→ AIM OF THE EXERCISE
Check every line below for the word "的冰预冷的无菌水将菌体沉淀重悬" and copy the ones that have it.

→ INFORMATION GIVEN

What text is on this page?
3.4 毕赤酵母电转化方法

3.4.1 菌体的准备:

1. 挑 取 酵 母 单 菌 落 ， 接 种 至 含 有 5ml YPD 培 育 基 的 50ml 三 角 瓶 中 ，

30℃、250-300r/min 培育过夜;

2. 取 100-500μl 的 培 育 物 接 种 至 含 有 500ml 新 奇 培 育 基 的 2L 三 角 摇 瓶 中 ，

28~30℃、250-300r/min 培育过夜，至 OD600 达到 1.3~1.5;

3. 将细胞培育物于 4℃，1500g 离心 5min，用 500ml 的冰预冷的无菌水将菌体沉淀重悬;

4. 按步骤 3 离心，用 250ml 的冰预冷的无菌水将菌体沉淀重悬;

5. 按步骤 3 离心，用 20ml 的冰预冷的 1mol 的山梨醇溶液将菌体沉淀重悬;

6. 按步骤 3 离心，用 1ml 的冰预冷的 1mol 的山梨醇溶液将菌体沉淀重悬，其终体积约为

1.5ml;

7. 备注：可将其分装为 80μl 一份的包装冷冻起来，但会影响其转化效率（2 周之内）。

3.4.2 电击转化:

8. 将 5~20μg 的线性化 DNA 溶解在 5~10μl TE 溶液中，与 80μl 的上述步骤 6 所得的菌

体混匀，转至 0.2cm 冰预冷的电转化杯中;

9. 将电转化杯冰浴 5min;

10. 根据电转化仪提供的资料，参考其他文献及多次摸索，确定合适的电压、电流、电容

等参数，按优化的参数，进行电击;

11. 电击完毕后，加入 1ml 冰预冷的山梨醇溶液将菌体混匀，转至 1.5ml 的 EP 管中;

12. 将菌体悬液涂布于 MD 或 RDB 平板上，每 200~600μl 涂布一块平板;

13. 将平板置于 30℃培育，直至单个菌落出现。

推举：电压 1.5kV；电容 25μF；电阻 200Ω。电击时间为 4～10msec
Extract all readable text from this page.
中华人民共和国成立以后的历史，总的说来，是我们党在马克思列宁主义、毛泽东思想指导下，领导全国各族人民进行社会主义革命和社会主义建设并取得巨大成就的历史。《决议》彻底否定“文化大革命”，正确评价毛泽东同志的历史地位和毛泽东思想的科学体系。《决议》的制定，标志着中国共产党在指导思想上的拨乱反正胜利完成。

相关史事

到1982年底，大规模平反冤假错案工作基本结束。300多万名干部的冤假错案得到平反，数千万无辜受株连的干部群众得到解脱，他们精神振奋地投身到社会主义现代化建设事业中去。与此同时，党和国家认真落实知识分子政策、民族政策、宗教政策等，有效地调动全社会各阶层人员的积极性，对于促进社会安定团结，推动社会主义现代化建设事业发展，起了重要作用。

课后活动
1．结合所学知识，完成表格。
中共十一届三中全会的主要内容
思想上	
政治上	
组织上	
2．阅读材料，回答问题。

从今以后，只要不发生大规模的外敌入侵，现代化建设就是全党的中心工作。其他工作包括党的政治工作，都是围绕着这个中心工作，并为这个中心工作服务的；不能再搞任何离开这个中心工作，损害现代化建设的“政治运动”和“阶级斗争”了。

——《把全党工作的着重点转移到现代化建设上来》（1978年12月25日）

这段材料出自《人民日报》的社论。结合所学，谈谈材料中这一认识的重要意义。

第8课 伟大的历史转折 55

→ ANSWER
3. 将细胞培育物于 4℃，1500g 离心 5min，用 500ml 的冰预冷的无菌水将菌体沉淀重悬;
4. 按步骤 3 离心，用 250ml 的冰预冷的无菌水将菌体沉淀重悬;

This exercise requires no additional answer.